(Figure record listings)

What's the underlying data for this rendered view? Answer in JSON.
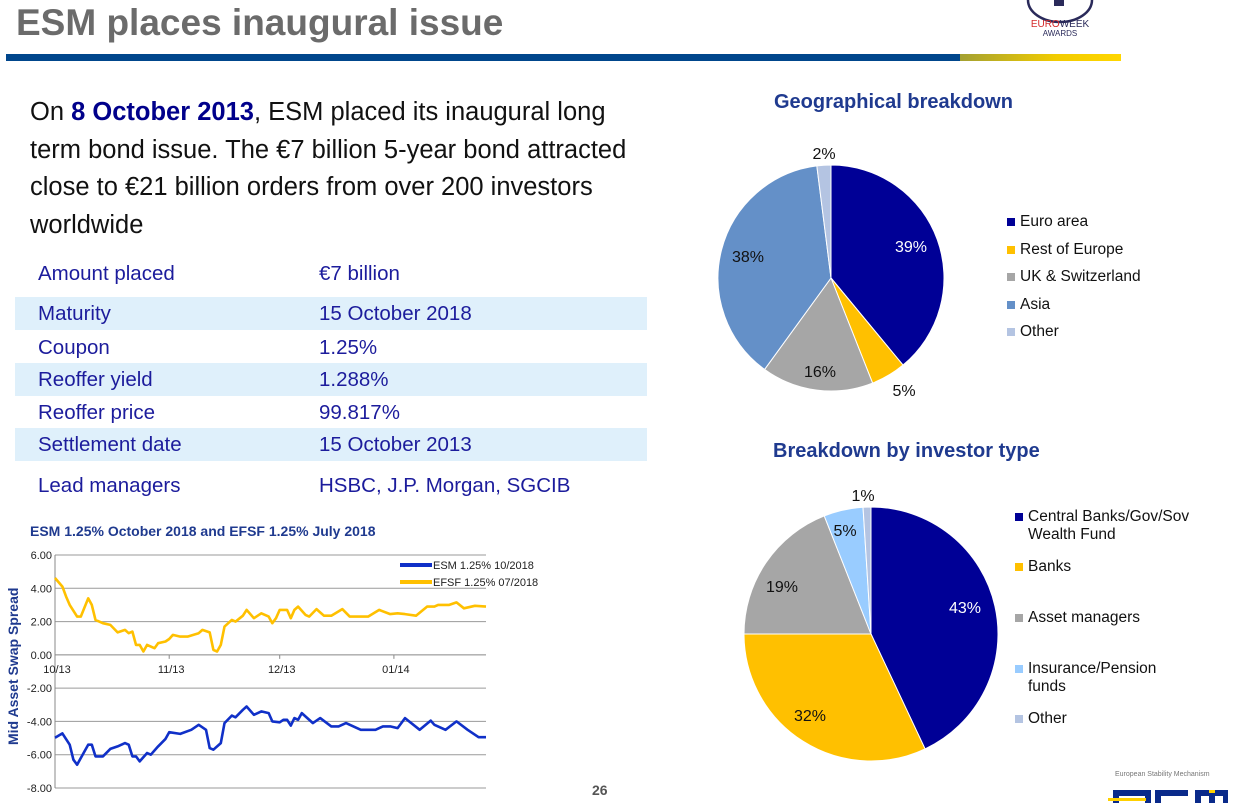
{
  "header": {
    "title": "ESM places inaugural issue",
    "award_logo_text": "EUROWEEK AWARDS",
    "accent_blue": "#00468c",
    "accent_gold": "#ffd600"
  },
  "intro": {
    "prefix": "On ",
    "date": "8 October 2013",
    "rest": ", ESM placed its inaugural long term bond issue. The €7 billion 5-year bond attracted close to €21 billion orders from over 200 investors worldwide"
  },
  "terms": [
    {
      "label": "Amount placed",
      "value": "€7 billion"
    },
    {
      "label": "Maturity",
      "value": "15 October 2018"
    },
    {
      "label": "Coupon",
      "value": "1.25%"
    },
    {
      "label": "Reoffer yield",
      "value": "1.288%"
    },
    {
      "label": "Reoffer price",
      "value": "99.817%"
    },
    {
      "label": "Settlement date",
      "value": "15 October 2013"
    },
    {
      "label": "Lead managers",
      "value": "HSBC, J.P. Morgan, SGCIB"
    }
  ],
  "footer": {
    "page_number": "26",
    "logo_caption": "European Stability Mechanism",
    "logo_text": "esm"
  },
  "chart_data": [
    {
      "type": "line",
      "title": "ESM 1.25% October 2018 and EFSF 1.25% July 2018",
      "ylabel": "Mid Asset Swap Spread",
      "xlabel": "",
      "ylim": [
        -8,
        6
      ],
      "yticks": [
        "6.00",
        "4.00",
        "2.00",
        "0.00",
        "-2.00",
        "-4.00",
        "-6.00",
        "-8.00"
      ],
      "xticks": [
        {
          "date": "2013-10-01",
          "label": "10/13"
        },
        {
          "date": "2013-11-01",
          "label": "11/13"
        },
        {
          "date": "2013-12-01",
          "label": "12/13"
        },
        {
          "date": "2014-01-01",
          "label": "01/14"
        }
      ],
      "xlim": [
        "2013-10-01",
        "2014-01-26"
      ],
      "grid": true,
      "legend": "top-right",
      "series": [
        {
          "name": "ESM 1.25% 10/2018",
          "color": "#1030c8",
          "points": [
            [
              "2013-10-01",
              -4.98
            ],
            [
              "2013-10-03",
              -4.72
            ],
            [
              "2013-10-05",
              -5.4
            ],
            [
              "2013-10-06",
              -6.3
            ],
            [
              "2013-10-07",
              -6.6
            ],
            [
              "2013-10-09",
              -5.8
            ],
            [
              "2013-10-10",
              -5.4
            ],
            [
              "2013-10-11",
              -5.4
            ],
            [
              "2013-10-12",
              -6.1
            ],
            [
              "2013-10-14",
              -6.1
            ],
            [
              "2013-10-16",
              -5.65
            ],
            [
              "2013-10-18",
              -5.5
            ],
            [
              "2013-10-20",
              -5.3
            ],
            [
              "2013-10-21",
              -5.4
            ],
            [
              "2013-10-22",
              -6.1
            ],
            [
              "2013-10-23",
              -6.1
            ],
            [
              "2013-10-24",
              -6.4
            ],
            [
              "2013-10-26",
              -5.9
            ],
            [
              "2013-10-27",
              -6.0
            ],
            [
              "2013-10-29",
              -5.5
            ],
            [
              "2013-10-31",
              -5.05
            ],
            [
              "2013-11-01",
              -4.65
            ],
            [
              "2013-11-04",
              -4.75
            ],
            [
              "2013-11-07",
              -4.5
            ],
            [
              "2013-11-09",
              -4.2
            ],
            [
              "2013-11-11",
              -4.5
            ],
            [
              "2013-11-12",
              -5.6
            ],
            [
              "2013-11-13",
              -5.7
            ],
            [
              "2013-11-15",
              -5.3
            ],
            [
              "2013-11-16",
              -4.1
            ],
            [
              "2013-11-18",
              -3.65
            ],
            [
              "2013-11-19",
              -3.75
            ],
            [
              "2013-11-21",
              -3.3
            ],
            [
              "2013-11-22",
              -3.1
            ],
            [
              "2013-11-24",
              -3.6
            ],
            [
              "2013-11-26",
              -3.4
            ],
            [
              "2013-11-28",
              -3.5
            ],
            [
              "2013-11-29",
              -4.0
            ],
            [
              "2013-12-01",
              -4.05
            ],
            [
              "2013-12-02",
              -3.9
            ],
            [
              "2013-12-03",
              -3.9
            ],
            [
              "2013-12-04",
              -4.25
            ],
            [
              "2013-12-05",
              -3.8
            ],
            [
              "2013-12-06",
              -3.9
            ],
            [
              "2013-12-07",
              -3.5
            ],
            [
              "2013-12-10",
              -4.1
            ],
            [
              "2013-12-12",
              -3.8
            ],
            [
              "2013-12-15",
              -4.3
            ],
            [
              "2013-12-17",
              -4.3
            ],
            [
              "2013-12-19",
              -4.1
            ],
            [
              "2013-12-23",
              -4.5
            ],
            [
              "2013-12-27",
              -4.5
            ],
            [
              "2013-12-29",
              -4.3
            ],
            [
              "2013-12-31",
              -4.3
            ],
            [
              "2014-01-02",
              -4.4
            ],
            [
              "2014-01-04",
              -3.8
            ],
            [
              "2014-01-08",
              -4.5
            ],
            [
              "2014-01-11",
              -3.95
            ],
            [
              "2014-01-12",
              -4.2
            ],
            [
              "2014-01-15",
              -4.5
            ],
            [
              "2014-01-18",
              -4.0
            ],
            [
              "2014-01-21",
              -4.5
            ],
            [
              "2014-01-24",
              -4.95
            ],
            [
              "2014-01-26",
              -4.95
            ]
          ]
        },
        {
          "name": "EFSF 1.25% 07/2018",
          "color": "#ffc000",
          "points": [
            [
              "2013-10-01",
              4.62
            ],
            [
              "2013-10-03",
              4.1
            ],
            [
              "2013-10-04",
              3.5
            ],
            [
              "2013-10-05",
              3.0
            ],
            [
              "2013-10-07",
              2.3
            ],
            [
              "2013-10-08",
              2.3
            ],
            [
              "2013-10-10",
              3.4
            ],
            [
              "2013-10-11",
              3.0
            ],
            [
              "2013-10-12",
              2.1
            ],
            [
              "2013-10-14",
              1.9
            ],
            [
              "2013-10-16",
              1.8
            ],
            [
              "2013-10-18",
              1.35
            ],
            [
              "2013-10-20",
              1.5
            ],
            [
              "2013-10-21",
              1.3
            ],
            [
              "2013-10-22",
              1.4
            ],
            [
              "2013-10-23",
              0.6
            ],
            [
              "2013-10-24",
              0.6
            ],
            [
              "2013-10-25",
              0.2
            ],
            [
              "2013-10-26",
              0.6
            ],
            [
              "2013-10-28",
              0.4
            ],
            [
              "2013-10-29",
              0.7
            ],
            [
              "2013-10-31",
              0.8
            ],
            [
              "2013-11-01",
              0.95
            ],
            [
              "2013-11-02",
              1.2
            ],
            [
              "2013-11-04",
              1.1
            ],
            [
              "2013-11-06",
              1.1
            ],
            [
              "2013-11-09",
              1.3
            ],
            [
              "2013-11-10",
              1.5
            ],
            [
              "2013-11-12",
              1.35
            ],
            [
              "2013-11-13",
              0.3
            ],
            [
              "2013-11-14",
              0.2
            ],
            [
              "2013-11-15",
              0.6
            ],
            [
              "2013-11-16",
              1.7
            ],
            [
              "2013-11-18",
              2.1
            ],
            [
              "2013-11-19",
              2.0
            ],
            [
              "2013-11-21",
              2.35
            ],
            [
              "2013-11-22",
              2.7
            ],
            [
              "2013-11-24",
              2.2
            ],
            [
              "2013-11-26",
              2.5
            ],
            [
              "2013-11-28",
              2.3
            ],
            [
              "2013-11-29",
              1.9
            ],
            [
              "2013-11-30",
              2.2
            ],
            [
              "2013-12-01",
              2.7
            ],
            [
              "2013-12-03",
              2.7
            ],
            [
              "2013-12-04",
              2.2
            ],
            [
              "2013-12-05",
              2.7
            ],
            [
              "2013-12-06",
              2.9
            ],
            [
              "2013-12-08",
              2.4
            ],
            [
              "2013-12-09",
              2.3
            ],
            [
              "2013-12-11",
              2.75
            ],
            [
              "2013-12-13",
              2.35
            ],
            [
              "2013-12-15",
              2.35
            ],
            [
              "2013-12-18",
              2.75
            ],
            [
              "2013-12-20",
              2.3
            ],
            [
              "2013-12-23",
              2.3
            ],
            [
              "2013-12-25",
              2.3
            ],
            [
              "2013-12-28",
              2.7
            ],
            [
              "2013-12-31",
              2.45
            ],
            [
              "2014-01-02",
              2.5
            ],
            [
              "2014-01-04",
              2.45
            ],
            [
              "2014-01-07",
              2.35
            ],
            [
              "2014-01-10",
              2.9
            ],
            [
              "2014-01-12",
              2.9
            ],
            [
              "2014-01-13",
              3.0
            ],
            [
              "2014-01-16",
              3.0
            ],
            [
              "2014-01-18",
              3.15
            ],
            [
              "2014-01-20",
              2.8
            ],
            [
              "2014-01-23",
              2.95
            ],
            [
              "2014-01-26",
              2.9
            ]
          ]
        }
      ]
    },
    {
      "type": "pie",
      "title": "Geographical breakdown",
      "legend": "right",
      "slices": [
        {
          "label": "Euro area",
          "value": 39,
          "text": "39%",
          "color": "#000096"
        },
        {
          "label": "Rest of Europe",
          "value": 5,
          "text": "5%",
          "color": "#ffc000"
        },
        {
          "label": "UK & Switzerland",
          "value": 16,
          "text": "16%",
          "color": "#a6a6a6"
        },
        {
          "label": "Asia",
          "value": 38,
          "text": "38%",
          "color": "#6490c8"
        },
        {
          "label": "Other",
          "value": 2,
          "text": "2%",
          "color": "#b4c4e2"
        }
      ]
    },
    {
      "type": "pie",
      "title": "Breakdown by investor type",
      "legend": "right",
      "slices": [
        {
          "label": "Central Banks/Gov/Sov Wealth Fund",
          "value": 43,
          "text": "43%",
          "color": "#000096"
        },
        {
          "label": "Banks",
          "value": 32,
          "text": "32%",
          "color": "#ffc000"
        },
        {
          "label": "Asset managers",
          "value": 19,
          "text": "19%",
          "color": "#a6a6a6"
        },
        {
          "label": "Insurance/Pension funds",
          "value": 5,
          "text": "5%",
          "color": "#99ccff"
        },
        {
          "label": "Other",
          "value": 1,
          "text": "1%",
          "color": "#b4c4e2"
        }
      ]
    }
  ]
}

Job: In the records above, locate the lines holding the word "name". Copy each of them.

Response:
          "name": "ESM 1.25% 10/2018",
          "name": "EFSF 1.25% 07/2018",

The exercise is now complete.